§ To be done:
Go over the entries below line by line, copying each one that contains the word "配方名称".

§ Supplied information:
····················
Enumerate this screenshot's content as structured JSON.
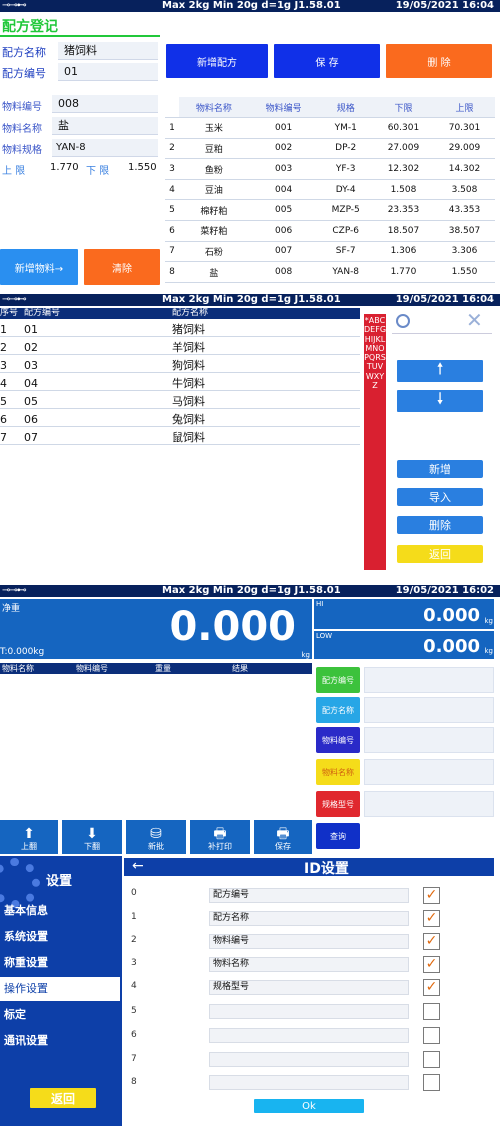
{
  "status_bar": {
    "icons": "⊸⊸⊷",
    "scale_info": "Max 2kg  Min 20g  d=1g   J1.58.01",
    "screen1_datetime": "19/05/2021  16:04",
    "screen2_datetime": "19/05/2021  16:04",
    "screen3_datetime": "19/05/2021  16:02"
  },
  "recipe_register": {
    "title": "配方登记",
    "recipe_name_label": "配方名称",
    "recipe_name_value": "猪饲料",
    "recipe_code_label": "配方编号",
    "recipe_code_value": "01",
    "material_code_label": "物料编号",
    "material_code_value": "008",
    "material_name_label": "物料名称",
    "material_name_value": "盐",
    "material_spec_label": "物料规格",
    "material_spec_value": "YAN-8",
    "upper_label": "上  限",
    "upper_value": "1.770",
    "lower_label": "下  限",
    "lower_value": "1.550",
    "new_recipe_btn": "新增配方",
    "save_btn": "保  存",
    "delete_btn": "删  除",
    "add_material_btn": "新增物料→",
    "clear_btn": "清除",
    "table_headers": [
      "物料名称",
      "物料编号",
      "规格",
      "下限",
      "上限"
    ],
    "table_rows": [
      [
        "1",
        "玉米",
        "001",
        "YM-1",
        "60.301",
        "70.301"
      ],
      [
        "2",
        "豆粕",
        "002",
        "DP-2",
        "27.009",
        "29.009"
      ],
      [
        "3",
        "鱼粉",
        "003",
        "YF-3",
        "12.302",
        "14.302"
      ],
      [
        "4",
        "豆油",
        "004",
        "DY-4",
        "1.508",
        "3.508"
      ],
      [
        "5",
        "棉籽粕",
        "005",
        "MZP-5",
        "23.353",
        "43.353"
      ],
      [
        "6",
        "菜籽粕",
        "006",
        "CZP-6",
        "18.507",
        "38.507"
      ],
      [
        "7",
        "石粉",
        "007",
        "SF-7",
        "1.306",
        "3.306"
      ],
      [
        "8",
        "盐",
        "008",
        "YAN-8",
        "1.770",
        "1.550"
      ]
    ]
  },
  "recipe_list": {
    "headers": [
      "序号",
      "配方编号",
      "配方名称"
    ],
    "rows": [
      [
        "1",
        "01",
        "猪饲料"
      ],
      [
        "2",
        "02",
        "羊饲料"
      ],
      [
        "3",
        "03",
        "狗饲料"
      ],
      [
        "4",
        "04",
        "牛饲料"
      ],
      [
        "5",
        "05",
        "马饲料"
      ],
      [
        "6",
        "06",
        "兔饲料"
      ],
      [
        "7",
        "07",
        "鼠饲料"
      ]
    ],
    "alphabet": "*ABCDEFGHIJKLMNOPQRSTUVWXYZ",
    "add_btn": "新增",
    "import_btn": "导入",
    "delete_btn": "删除",
    "back_btn": "返回"
  },
  "weighing": {
    "net_label": "净重",
    "weight_value": "0.000",
    "unit": "kg",
    "tare_label": "T:0.000kg",
    "hi_label": "HI",
    "hi_value": "0.000",
    "low_label": "LOW",
    "low_value": "0.000",
    "table_headers": [
      "物料名称",
      "物料编号",
      "重量",
      "结果"
    ],
    "side_buttons": [
      "配方编号",
      "配方名称",
      "物料编号",
      "物料名称",
      "规格型号",
      "查询"
    ],
    "bottom_buttons": [
      "上翻",
      "下翻",
      "新批",
      "补打印",
      "保存"
    ]
  },
  "id_settings": {
    "sidebar_title": "设置",
    "menu": [
      "基本信息",
      "系统设置",
      "称重设置",
      "操作设置",
      "标定",
      "通讯设置"
    ],
    "back_btn": "返回",
    "title": "ID设置",
    "back_arrow": "←",
    "rows": [
      {
        "index": "0",
        "value": "配方编号",
        "checked": "✓"
      },
      {
        "index": "1",
        "value": "配方名称",
        "checked": "✓"
      },
      {
        "index": "2",
        "value": "物料编号",
        "checked": "✓"
      },
      {
        "index": "3",
        "value": "物料名称",
        "checked": "✓"
      },
      {
        "index": "4",
        "value": "规格型号",
        "checked": "✓"
      },
      {
        "index": "5",
        "value": "",
        "checked": ""
      },
      {
        "index": "6",
        "value": "",
        "checked": ""
      },
      {
        "index": "7",
        "value": "",
        "checked": ""
      },
      {
        "index": "8",
        "value": "",
        "checked": ""
      }
    ],
    "ok_btn": "Ok"
  },
  "colors": {
    "status_bar": "#07215c",
    "title_green": "#21c83a",
    "blue_btn": "#1030e8",
    "orange_btn": "#fa6a1e",
    "sky_btn": "#2a8ff0",
    "red_alpha": "#d92030",
    "yellow": "#f5dc1a",
    "check": "#e06a10"
  }
}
····················
§ Final answer:
    "recipe_name_label": "配方名称",
      "配方名称"
      "配方名称",
        "value": "配方名称",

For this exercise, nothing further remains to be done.